## OBJECTIVE
All of the data should be output character for character, except the pictures.

## RECORD EXCERPTS
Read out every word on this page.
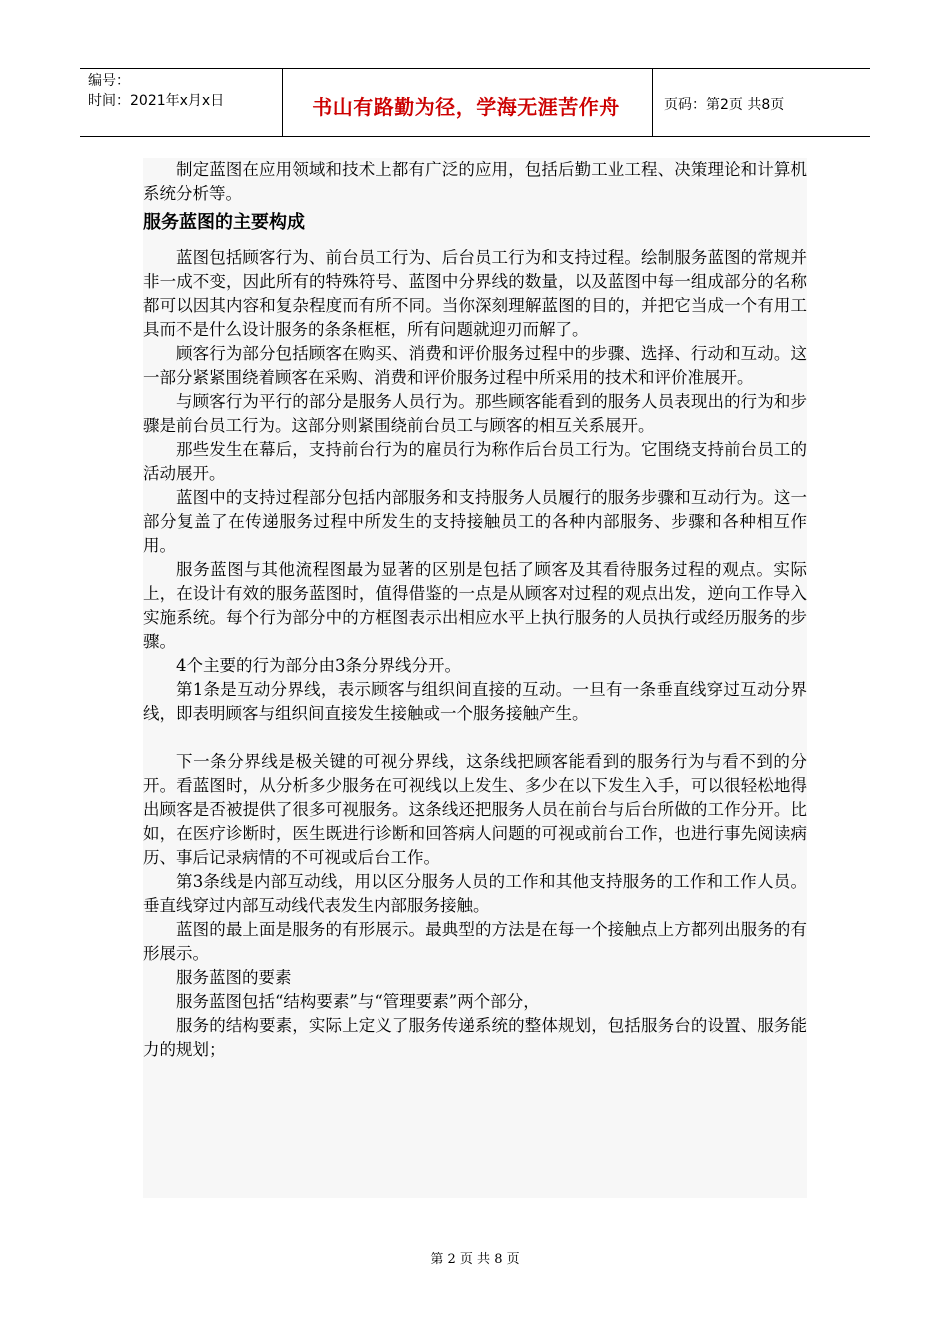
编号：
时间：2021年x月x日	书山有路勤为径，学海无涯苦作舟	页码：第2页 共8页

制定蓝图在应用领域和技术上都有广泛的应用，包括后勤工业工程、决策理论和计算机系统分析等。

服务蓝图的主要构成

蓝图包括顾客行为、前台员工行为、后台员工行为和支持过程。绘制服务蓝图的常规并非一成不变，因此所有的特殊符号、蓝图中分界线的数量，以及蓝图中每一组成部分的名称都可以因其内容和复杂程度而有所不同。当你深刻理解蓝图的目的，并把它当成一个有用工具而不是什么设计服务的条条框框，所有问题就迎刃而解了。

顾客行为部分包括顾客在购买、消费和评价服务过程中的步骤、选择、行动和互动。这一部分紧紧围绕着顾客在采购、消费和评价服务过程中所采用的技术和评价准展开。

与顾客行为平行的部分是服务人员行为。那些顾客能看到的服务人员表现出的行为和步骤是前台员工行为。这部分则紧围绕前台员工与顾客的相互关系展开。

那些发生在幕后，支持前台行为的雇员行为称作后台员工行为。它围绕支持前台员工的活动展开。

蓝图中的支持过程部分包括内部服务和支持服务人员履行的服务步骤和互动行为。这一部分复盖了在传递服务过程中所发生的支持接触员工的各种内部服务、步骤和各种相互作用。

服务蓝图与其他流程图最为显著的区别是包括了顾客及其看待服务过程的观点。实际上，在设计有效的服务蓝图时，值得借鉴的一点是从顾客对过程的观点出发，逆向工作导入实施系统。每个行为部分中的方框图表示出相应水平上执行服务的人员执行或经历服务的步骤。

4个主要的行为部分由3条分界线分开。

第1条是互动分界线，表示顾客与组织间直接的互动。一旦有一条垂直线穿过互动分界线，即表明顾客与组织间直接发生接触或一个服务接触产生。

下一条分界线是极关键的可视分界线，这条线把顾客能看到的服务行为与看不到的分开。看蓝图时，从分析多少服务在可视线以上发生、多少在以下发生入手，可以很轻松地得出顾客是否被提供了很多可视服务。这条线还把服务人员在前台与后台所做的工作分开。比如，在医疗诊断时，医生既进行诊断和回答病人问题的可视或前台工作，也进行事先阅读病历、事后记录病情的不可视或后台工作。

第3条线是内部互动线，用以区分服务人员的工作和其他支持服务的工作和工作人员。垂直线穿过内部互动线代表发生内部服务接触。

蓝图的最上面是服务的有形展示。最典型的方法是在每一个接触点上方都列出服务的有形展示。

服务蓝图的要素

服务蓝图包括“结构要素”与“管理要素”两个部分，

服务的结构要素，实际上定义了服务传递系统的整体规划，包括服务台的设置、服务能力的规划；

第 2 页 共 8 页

## THE ANSWER
Read out every word on this page.
编号：
时间：2021年x月x日	书山有路勤为径，学海无涯苦作舟	页码：第2页 共8页

制定蓝图在应用领域和技术上都有广泛的应用，包括后勤工业工程、决策理论和计算机系统分析等。

服务蓝图的主要构成

蓝图包括顾客行为、前台员工行为、后台员工行为和支持过程。绘制服务蓝图的常规并非一成不变，因此所有的特殊符号、蓝图中分界线的数量，以及蓝图中每一组成部分的名称都可以因其内容和复杂程度而有所不同。当你深刻理解蓝图的目的，并把它当成一个有用工具而不是什么设计服务的条条框框，所有问题就迎刃而解了。

顾客行为部分包括顾客在购买、消费和评价服务过程中的步骤、选择、行动和互动。这一部分紧紧围绕着顾客在采购、消费和评价服务过程中所采用的技术和评价准展开。

与顾客行为平行的部分是服务人员行为。那些顾客能看到的服务人员表现出的行为和步骤是前台员工行为。这部分则紧围绕前台员工与顾客的相互关系展开。

那些发生在幕后，支持前台行为的雇员行为称作后台员工行为。它围绕支持前台员工的活动展开。

蓝图中的支持过程部分包括内部服务和支持服务人员履行的服务步骤和互动行为。这一部分复盖了在传递服务过程中所发生的支持接触员工的各种内部服务、步骤和各种相互作用。

服务蓝图与其他流程图最为显著的区别是包括了顾客及其看待服务过程的观点。实际上，在设计有效的服务蓝图时，值得借鉴的一点是从顾客对过程的观点出发，逆向工作导入实施系统。每个行为部分中的方框图表示出相应水平上执行服务的人员执行或经历服务的步骤。

4个主要的行为部分由3条分界线分开。

第1条是互动分界线，表示顾客与组织间直接的互动。一旦有一条垂直线穿过互动分界线，即表明顾客与组织间直接发生接触或一个服务接触产生。

下一条分界线是极关键的可视分界线，这条线把顾客能看到的服务行为与看不到的分开。看蓝图时，从分析多少服务在可视线以上发生、多少在以下发生入手，可以很轻松地得出顾客是否被提供了很多可视服务。这条线还把服务人员在前台与后台所做的工作分开。比如，在医疗诊断时，医生既进行诊断和回答病人问题的可视或前台工作，也进行事先阅读病历、事后记录病情的不可视或后台工作。

第3条线是内部互动线，用以区分服务人员的工作和其他支持服务的工作和工作人员。垂直线穿过内部互动线代表发生内部服务接触。

蓝图的最上面是服务的有形展示。最典型的方法是在每一个接触点上方都列出服务的有形展示。

服务蓝图的要素

服务蓝图包括“结构要素”与“管理要素”两个部分，

服务的结构要素，实际上定义了服务传递系统的整体规划，包括服务台的设置、服务能力的规划；

第 2 页 共 8 页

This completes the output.